▶ [Records for processing]:
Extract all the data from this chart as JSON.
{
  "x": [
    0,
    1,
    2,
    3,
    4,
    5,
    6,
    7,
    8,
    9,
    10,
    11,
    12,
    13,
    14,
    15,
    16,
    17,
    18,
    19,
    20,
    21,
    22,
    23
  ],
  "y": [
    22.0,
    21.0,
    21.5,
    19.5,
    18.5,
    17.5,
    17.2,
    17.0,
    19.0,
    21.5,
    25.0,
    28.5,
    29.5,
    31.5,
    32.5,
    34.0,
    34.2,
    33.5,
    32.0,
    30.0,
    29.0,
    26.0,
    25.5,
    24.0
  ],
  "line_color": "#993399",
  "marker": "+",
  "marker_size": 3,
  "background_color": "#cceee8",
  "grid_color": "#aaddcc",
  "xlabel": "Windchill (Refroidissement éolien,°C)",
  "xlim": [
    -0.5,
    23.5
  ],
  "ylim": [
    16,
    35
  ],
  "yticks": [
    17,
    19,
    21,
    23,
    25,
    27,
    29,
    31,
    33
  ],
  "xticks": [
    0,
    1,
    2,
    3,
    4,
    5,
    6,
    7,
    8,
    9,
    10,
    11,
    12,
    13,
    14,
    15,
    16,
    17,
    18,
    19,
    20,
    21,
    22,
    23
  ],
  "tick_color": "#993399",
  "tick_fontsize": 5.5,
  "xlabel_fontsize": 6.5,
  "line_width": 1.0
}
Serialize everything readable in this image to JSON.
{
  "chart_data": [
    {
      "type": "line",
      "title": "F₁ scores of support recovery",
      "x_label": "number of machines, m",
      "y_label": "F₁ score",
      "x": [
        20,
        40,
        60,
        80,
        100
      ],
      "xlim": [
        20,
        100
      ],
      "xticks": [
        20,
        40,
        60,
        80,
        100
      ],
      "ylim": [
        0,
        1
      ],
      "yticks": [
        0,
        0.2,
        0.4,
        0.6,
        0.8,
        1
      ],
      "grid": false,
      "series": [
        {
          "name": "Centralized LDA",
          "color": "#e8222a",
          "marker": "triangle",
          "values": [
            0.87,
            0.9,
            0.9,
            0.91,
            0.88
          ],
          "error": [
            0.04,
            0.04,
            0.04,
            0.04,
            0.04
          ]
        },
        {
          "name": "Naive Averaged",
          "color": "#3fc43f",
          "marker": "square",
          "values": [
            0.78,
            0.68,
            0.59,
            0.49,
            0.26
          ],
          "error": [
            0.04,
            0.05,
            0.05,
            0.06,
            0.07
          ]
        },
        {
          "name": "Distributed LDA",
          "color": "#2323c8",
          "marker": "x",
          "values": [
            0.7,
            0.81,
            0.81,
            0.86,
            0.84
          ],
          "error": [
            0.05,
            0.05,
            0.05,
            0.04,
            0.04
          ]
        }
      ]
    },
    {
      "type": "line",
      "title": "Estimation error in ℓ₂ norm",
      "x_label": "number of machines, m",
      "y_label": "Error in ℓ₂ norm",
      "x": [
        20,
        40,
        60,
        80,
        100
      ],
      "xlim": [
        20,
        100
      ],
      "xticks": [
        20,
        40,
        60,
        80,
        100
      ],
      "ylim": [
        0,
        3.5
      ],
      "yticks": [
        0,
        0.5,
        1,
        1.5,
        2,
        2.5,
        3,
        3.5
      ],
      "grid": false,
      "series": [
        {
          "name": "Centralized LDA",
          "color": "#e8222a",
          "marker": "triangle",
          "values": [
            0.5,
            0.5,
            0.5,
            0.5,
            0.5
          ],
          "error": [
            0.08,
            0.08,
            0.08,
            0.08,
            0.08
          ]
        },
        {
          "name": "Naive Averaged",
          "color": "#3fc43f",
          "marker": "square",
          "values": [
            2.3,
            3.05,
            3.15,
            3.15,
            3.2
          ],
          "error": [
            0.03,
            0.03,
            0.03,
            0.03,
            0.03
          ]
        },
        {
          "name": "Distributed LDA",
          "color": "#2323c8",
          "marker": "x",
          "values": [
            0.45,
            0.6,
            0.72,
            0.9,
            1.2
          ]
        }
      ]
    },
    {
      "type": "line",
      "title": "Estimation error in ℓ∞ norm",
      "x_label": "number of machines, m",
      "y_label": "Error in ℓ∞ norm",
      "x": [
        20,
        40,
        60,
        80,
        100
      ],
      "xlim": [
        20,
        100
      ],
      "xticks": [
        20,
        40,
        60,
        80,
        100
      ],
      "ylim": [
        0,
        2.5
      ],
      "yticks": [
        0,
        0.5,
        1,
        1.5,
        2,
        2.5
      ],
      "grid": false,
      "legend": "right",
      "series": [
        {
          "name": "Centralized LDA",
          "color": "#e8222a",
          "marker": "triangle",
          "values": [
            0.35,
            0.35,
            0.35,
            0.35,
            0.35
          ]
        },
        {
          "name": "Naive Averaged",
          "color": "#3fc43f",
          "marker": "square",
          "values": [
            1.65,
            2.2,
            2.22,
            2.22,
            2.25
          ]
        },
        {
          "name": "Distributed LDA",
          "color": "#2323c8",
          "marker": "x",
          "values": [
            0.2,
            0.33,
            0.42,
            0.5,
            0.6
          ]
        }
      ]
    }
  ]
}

▶ [Written request]: Reproduce the listing above verbatim, from first line to last.

▶ [Reply to the exercise]:
Extract all the data from this chart as JSON.
{
  "x": [
    0,
    1,
    2,
    3,
    4,
    5,
    6,
    7,
    8,
    9,
    10,
    11,
    12,
    13,
    14,
    15,
    16,
    17,
    18,
    19,
    20,
    21,
    22,
    23
  ],
  "y": [
    22.0,
    21.0,
    21.5,
    19.5,
    18.5,
    17.5,
    17.2,
    17.0,
    19.0,
    21.5,
    25.0,
    28.5,
    29.5,
    31.5,
    32.5,
    34.0,
    34.2,
    33.5,
    32.0,
    30.0,
    29.0,
    26.0,
    25.5,
    24.0
  ],
  "line_color": "#993399",
  "marker": "+",
  "marker_size": 3,
  "background_color": "#cceee8",
  "grid_color": "#aaddcc",
  "xlabel": "Windchill (Refroidissement éolien,°C)",
  "xlim": [
    -0.5,
    23.5
  ],
  "ylim": [
    16,
    35
  ],
  "yticks": [
    17,
    19,
    21,
    23,
    25,
    27,
    29,
    31,
    33
  ],
  "xticks": [
    0,
    1,
    2,
    3,
    4,
    5,
    6,
    7,
    8,
    9,
    10,
    11,
    12,
    13,
    14,
    15,
    16,
    17,
    18,
    19,
    20,
    21,
    22,
    23
  ],
  "tick_color": "#993399",
  "tick_fontsize": 5.5,
  "xlabel_fontsize": 6.5,
  "line_width": 1.0
}
Serialize everything readable in this image to JSON.
{
  "chart_data": [
    {
      "type": "line",
      "title": "F₁ scores of support recovery",
      "x_label": "number of machines, m",
      "y_label": "F₁ score",
      "x": [
        20,
        40,
        60,
        80,
        100
      ],
      "xlim": [
        20,
        100
      ],
      "xticks": [
        20,
        40,
        60,
        80,
        100
      ],
      "ylim": [
        0,
        1
      ],
      "yticks": [
        0,
        0.2,
        0.4,
        0.6,
        0.8,
        1
      ],
      "grid": false,
      "series": [
        {
          "name": "Centralized LDA",
          "color": "#e8222a",
          "marker": "triangle",
          "values": [
            0.87,
            0.9,
            0.9,
            0.91,
            0.88
          ],
          "error": [
            0.04,
            0.04,
            0.04,
            0.04,
            0.04
          ]
        },
        {
          "name": "Naive Averaged",
          "color": "#3fc43f",
          "marker": "square",
          "values": [
            0.78,
            0.68,
            0.59,
            0.49,
            0.26
          ],
          "error": [
            0.04,
            0.05,
            0.05,
            0.06,
            0.07
          ]
        },
        {
          "name": "Distributed LDA",
          "color": "#2323c8",
          "marker": "x",
          "values": [
            0.7,
            0.81,
            0.81,
            0.86,
            0.84
          ],
          "error": [
            0.05,
            0.05,
            0.05,
            0.04,
            0.04
          ]
        }
      ]
    },
    {
      "type": "line",
      "title": "Estimation error in ℓ₂ norm",
      "x_label": "number of machines, m",
      "y_label": "Error in ℓ₂ norm",
      "x": [
        20,
        40,
        60,
        80,
        100
      ],
      "xlim": [
        20,
        100
      ],
      "xticks": [
        20,
        40,
        60,
        80,
        100
      ],
      "ylim": [
        0,
        3.5
      ],
      "yticks": [
        0,
        0.5,
        1,
        1.5,
        2,
        2.5,
        3,
        3.5
      ],
      "grid": false,
      "series": [
        {
          "name": "Centralized LDA",
          "color": "#e8222a",
          "marker": "triangle",
          "values": [
            0.5,
            0.5,
            0.5,
            0.5,
            0.5
          ],
          "error": [
            0.08,
            0.08,
            0.08,
            0.08,
            0.08
          ]
        },
        {
          "name": "Naive Averaged",
          "color": "#3fc43f",
          "marker": "square",
          "values": [
            2.3,
            3.05,
            3.15,
            3.15,
            3.2
          ],
          "error": [
            0.03,
            0.03,
            0.03,
            0.03,
            0.03
          ]
        },
        {
          "name": "Distributed LDA",
          "color": "#2323c8",
          "marker": "x",
          "values": [
            0.45,
            0.6,
            0.72,
            0.9,
            1.2
          ]
        }
      ]
    },
    {
      "type": "line",
      "title": "Estimation error in ℓ∞ norm",
      "x_label": "number of machines, m",
      "y_label": "Error in ℓ∞ norm",
      "x": [
        20,
        40,
        60,
        80,
        100
      ],
      "xlim": [
        20,
        100
      ],
      "xticks": [
        20,
        40,
        60,
        80,
        100
      ],
      "ylim": [
        0,
        2.5
      ],
      "yticks": [
        0,
        0.5,
        1,
        1.5,
        2,
        2.5
      ],
      "grid": false,
      "legend": "right",
      "series": [
        {
          "name": "Centralized LDA",
          "color": "#e8222a",
          "marker": "triangle",
          "values": [
            0.35,
            0.35,
            0.35,
            0.35,
            0.35
          ]
        },
        {
          "name": "Naive Averaged",
          "color": "#3fc43f",
          "marker": "square",
          "values": [
            1.65,
            2.2,
            2.22,
            2.22,
            2.25
          ]
        },
        {
          "name": "Distributed LDA",
          "color": "#2323c8",
          "marker": "x",
          "values": [
            0.2,
            0.33,
            0.42,
            0.5,
            0.6
          ]
        }
      ]
    }
  ]
}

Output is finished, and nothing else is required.